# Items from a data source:
Begin

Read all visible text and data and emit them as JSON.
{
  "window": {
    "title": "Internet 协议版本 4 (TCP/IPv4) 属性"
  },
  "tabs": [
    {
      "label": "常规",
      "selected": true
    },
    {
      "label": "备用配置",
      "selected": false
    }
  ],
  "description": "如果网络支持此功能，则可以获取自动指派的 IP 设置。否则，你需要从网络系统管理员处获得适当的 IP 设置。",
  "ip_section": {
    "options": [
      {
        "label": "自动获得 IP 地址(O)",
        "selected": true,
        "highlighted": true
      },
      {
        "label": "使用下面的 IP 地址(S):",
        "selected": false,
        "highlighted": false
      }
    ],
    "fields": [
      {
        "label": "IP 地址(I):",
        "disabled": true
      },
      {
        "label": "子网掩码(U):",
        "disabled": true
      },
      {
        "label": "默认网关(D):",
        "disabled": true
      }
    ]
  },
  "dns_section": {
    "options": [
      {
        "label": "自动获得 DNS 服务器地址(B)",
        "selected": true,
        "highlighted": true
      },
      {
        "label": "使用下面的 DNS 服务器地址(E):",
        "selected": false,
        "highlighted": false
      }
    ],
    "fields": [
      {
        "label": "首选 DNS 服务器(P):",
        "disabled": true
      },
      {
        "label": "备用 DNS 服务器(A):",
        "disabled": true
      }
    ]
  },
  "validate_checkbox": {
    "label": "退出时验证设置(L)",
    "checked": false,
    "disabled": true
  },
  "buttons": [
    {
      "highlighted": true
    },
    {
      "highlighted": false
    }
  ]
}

End

Extract the data in full. Keep it word for word.

Read all visible text and data and emit them as JSON.
{
  "window": {
    "title": "Internet 协议版本 4 (TCP/IPv4) 属性"
  },
  "tabs": [
    {
      "label": "常规",
      "selected": true
    },
    {
      "label": "备用配置",
      "selected": false
    }
  ],
  "description": "如果网络支持此功能，则可以获取自动指派的 IP 设置。否则，你需要从网络系统管理员处获得适当的 IP 设置。",
  "ip_section": {
    "options": [
      {
        "label": "自动获得 IP 地址(O)",
        "selected": true,
        "highlighted": true
      },
      {
        "label": "使用下面的 IP 地址(S):",
        "selected": false,
        "highlighted": false
      }
    ],
    "fields": [
      {
        "label": "IP 地址(I):",
        "disabled": true
      },
      {
        "label": "子网掩码(U):",
        "disabled": true
      },
      {
        "label": "默认网关(D):",
        "disabled": true
      }
    ]
  },
  "dns_section": {
    "options": [
      {
        "label": "自动获得 DNS 服务器地址(B)",
        "selected": true,
        "highlighted": true
      },
      {
        "label": "使用下面的 DNS 服务器地址(E):",
        "selected": false,
        "highlighted": false
      }
    ],
    "fields": [
      {
        "label": "首选 DNS 服务器(P):",
        "disabled": true
      },
      {
        "label": "备用 DNS 服务器(A):",
        "disabled": true
      }
    ]
  },
  "validate_checkbox": {
    "label": "退出时验证设置(L)",
    "checked": false,
    "disabled": true
  },
  "buttons": [
    {
      "highlighted": true
    },
    {
      "highlighted": false
    }
  ]
}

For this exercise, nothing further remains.